-- start --

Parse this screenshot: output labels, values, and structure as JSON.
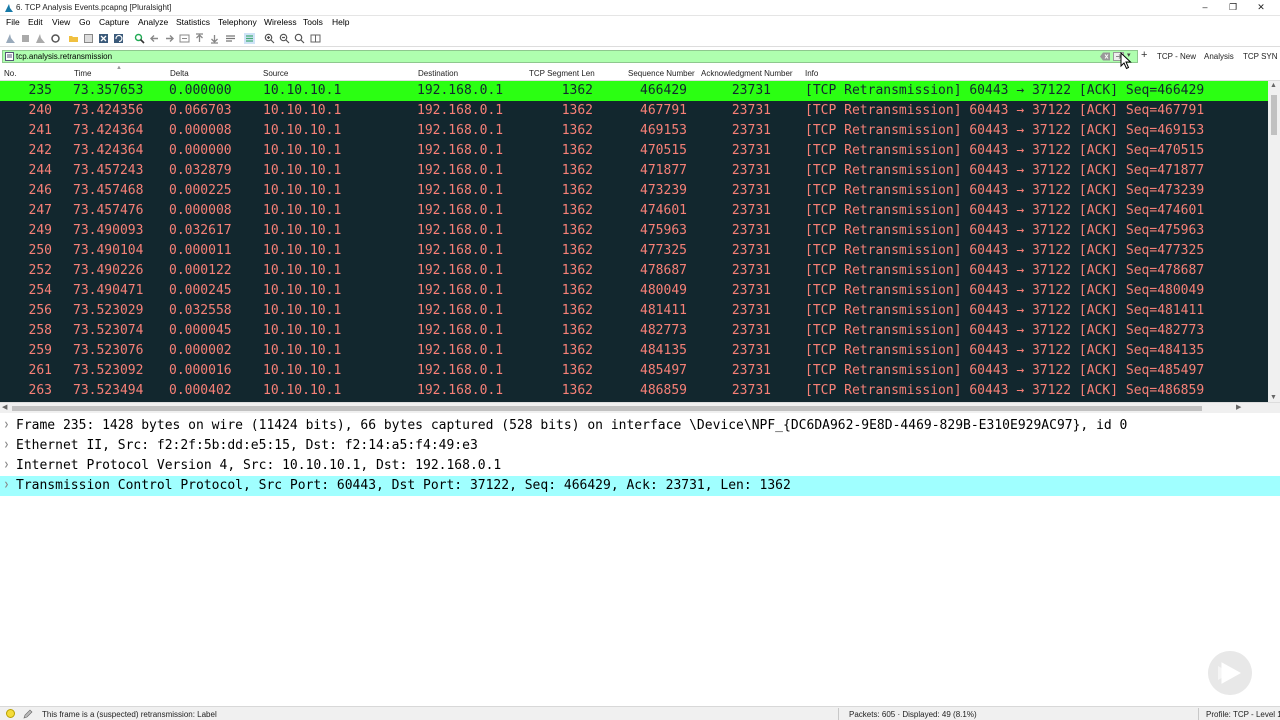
{
  "window": {
    "title": "6. TCP Analysis Events.pcapng [Pluralsight]",
    "app_icon": "wireshark-fin-icon",
    "controls": [
      "minimize-icon",
      "maximize-icon",
      "close-icon"
    ]
  },
  "menu": [
    "File",
    "Edit",
    "View",
    "Go",
    "Capture",
    "Analyze",
    "Statistics",
    "Telephony",
    "Wireless",
    "Tools",
    "Help"
  ],
  "toolbar": {
    "icons": [
      "start-capture-icon",
      "stop-capture-icon",
      "restart-capture-icon",
      "capture-options-icon",
      "open-file-icon",
      "save-file-icon",
      "close-file-icon",
      "reload-file-icon",
      "find-packet-icon",
      "go-back-icon",
      "go-forward-icon",
      "go-to-packet-icon",
      "first-packet-icon",
      "last-packet-icon",
      "autoscroll-icon",
      "colorize-icon",
      "zoom-in-icon",
      "zoom-out-icon",
      "normal-size-icon",
      "resize-columns-icon"
    ]
  },
  "filter": {
    "value": "tcp.analysis.retransmission",
    "buttons": [
      "TCP - New",
      "Analysis",
      "TCP SYN"
    ],
    "bg_color": "#afffaf"
  },
  "packet_list": {
    "columns": [
      "No.",
      "Time",
      "Delta",
      "Source",
      "Destination",
      "TCP Segment Len",
      "Sequence Number",
      "Acknowledgment Number",
      "Info"
    ],
    "colors": {
      "row_bg": "#12272e",
      "row_fg": "#f78077",
      "selected_bg": "#2bff12"
    },
    "rows": [
      {
        "no": "235",
        "time": "73.357653",
        "delta": "0.000000",
        "src": "10.10.10.1",
        "dst": "192.168.0.1",
        "len": "1362",
        "seq": "466429",
        "ack": "23731",
        "info": "[TCP Retransmission] 60443 → 37122 [ACK] Seq=466429"
      },
      {
        "no": "240",
        "time": "73.424356",
        "delta": "0.066703",
        "src": "10.10.10.1",
        "dst": "192.168.0.1",
        "len": "1362",
        "seq": "467791",
        "ack": "23731",
        "info": "[TCP Retransmission] 60443 → 37122 [ACK] Seq=467791"
      },
      {
        "no": "241",
        "time": "73.424364",
        "delta": "0.000008",
        "src": "10.10.10.1",
        "dst": "192.168.0.1",
        "len": "1362",
        "seq": "469153",
        "ack": "23731",
        "info": "[TCP Retransmission] 60443 → 37122 [ACK] Seq=469153"
      },
      {
        "no": "242",
        "time": "73.424364",
        "delta": "0.000000",
        "src": "10.10.10.1",
        "dst": "192.168.0.1",
        "len": "1362",
        "seq": "470515",
        "ack": "23731",
        "info": "[TCP Retransmission] 60443 → 37122 [ACK] Seq=470515"
      },
      {
        "no": "244",
        "time": "73.457243",
        "delta": "0.032879",
        "src": "10.10.10.1",
        "dst": "192.168.0.1",
        "len": "1362",
        "seq": "471877",
        "ack": "23731",
        "info": "[TCP Retransmission] 60443 → 37122 [ACK] Seq=471877"
      },
      {
        "no": "246",
        "time": "73.457468",
        "delta": "0.000225",
        "src": "10.10.10.1",
        "dst": "192.168.0.1",
        "len": "1362",
        "seq": "473239",
        "ack": "23731",
        "info": "[TCP Retransmission] 60443 → 37122 [ACK] Seq=473239"
      },
      {
        "no": "247",
        "time": "73.457476",
        "delta": "0.000008",
        "src": "10.10.10.1",
        "dst": "192.168.0.1",
        "len": "1362",
        "seq": "474601",
        "ack": "23731",
        "info": "[TCP Retransmission] 60443 → 37122 [ACK] Seq=474601"
      },
      {
        "no": "249",
        "time": "73.490093",
        "delta": "0.032617",
        "src": "10.10.10.1",
        "dst": "192.168.0.1",
        "len": "1362",
        "seq": "475963",
        "ack": "23731",
        "info": "[TCP Retransmission] 60443 → 37122 [ACK] Seq=475963"
      },
      {
        "no": "250",
        "time": "73.490104",
        "delta": "0.000011",
        "src": "10.10.10.1",
        "dst": "192.168.0.1",
        "len": "1362",
        "seq": "477325",
        "ack": "23731",
        "info": "[TCP Retransmission] 60443 → 37122 [ACK] Seq=477325"
      },
      {
        "no": "252",
        "time": "73.490226",
        "delta": "0.000122",
        "src": "10.10.10.1",
        "dst": "192.168.0.1",
        "len": "1362",
        "seq": "478687",
        "ack": "23731",
        "info": "[TCP Retransmission] 60443 → 37122 [ACK] Seq=478687"
      },
      {
        "no": "254",
        "time": "73.490471",
        "delta": "0.000245",
        "src": "10.10.10.1",
        "dst": "192.168.0.1",
        "len": "1362",
        "seq": "480049",
        "ack": "23731",
        "info": "[TCP Retransmission] 60443 → 37122 [ACK] Seq=480049"
      },
      {
        "no": "256",
        "time": "73.523029",
        "delta": "0.032558",
        "src": "10.10.10.1",
        "dst": "192.168.0.1",
        "len": "1362",
        "seq": "481411",
        "ack": "23731",
        "info": "[TCP Retransmission] 60443 → 37122 [ACK] Seq=481411"
      },
      {
        "no": "258",
        "time": "73.523074",
        "delta": "0.000045",
        "src": "10.10.10.1",
        "dst": "192.168.0.1",
        "len": "1362",
        "seq": "482773",
        "ack": "23731",
        "info": "[TCP Retransmission] 60443 → 37122 [ACK] Seq=482773"
      },
      {
        "no": "259",
        "time": "73.523076",
        "delta": "0.000002",
        "src": "10.10.10.1",
        "dst": "192.168.0.1",
        "len": "1362",
        "seq": "484135",
        "ack": "23731",
        "info": "[TCP Retransmission] 60443 → 37122 [ACK] Seq=484135"
      },
      {
        "no": "261",
        "time": "73.523092",
        "delta": "0.000016",
        "src": "10.10.10.1",
        "dst": "192.168.0.1",
        "len": "1362",
        "seq": "485497",
        "ack": "23731",
        "info": "[TCP Retransmission] 60443 → 37122 [ACK] Seq=485497"
      },
      {
        "no": "263",
        "time": "73.523494",
        "delta": "0.000402",
        "src": "10.10.10.1",
        "dst": "192.168.0.1",
        "len": "1362",
        "seq": "486859",
        "ack": "23731",
        "info": "[TCP Retransmission] 60443 → 37122 [ACK] Seq=486859"
      }
    ]
  },
  "details": {
    "highlight_color": "#a0ffff",
    "lines": [
      "Frame 235: 1428 bytes on wire (11424 bits), 66 bytes captured (528 bits) on interface \\Device\\NPF_{DC6DA962-9E8D-4469-829B-E310E929AC97}, id 0",
      "Ethernet II, Src: f2:2f:5b:dd:e5:15, Dst: f2:14:a5:f4:49:e3",
      "Internet Protocol Version 4, Src: 10.10.10.1, Dst: 192.168.0.1",
      "Transmission Control Protocol, Src Port: 60443, Dst Port: 37122, Seq: 466429, Ack: 23731, Len: 1362"
    ]
  },
  "status": {
    "message": "This frame is a (suspected) retransmission: Label",
    "packets": "Packets: 605 · Displayed: 49 (8.1%)",
    "profile": "Profile: TCP - Level 1"
  }
}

-- end --

Go through the listing above and locate each line that holds the word "Number". Copy those lines.

- [SOLUTION TO THIS EXERCISE]:
      "Sequence Number",
      "Acknowledgment Number",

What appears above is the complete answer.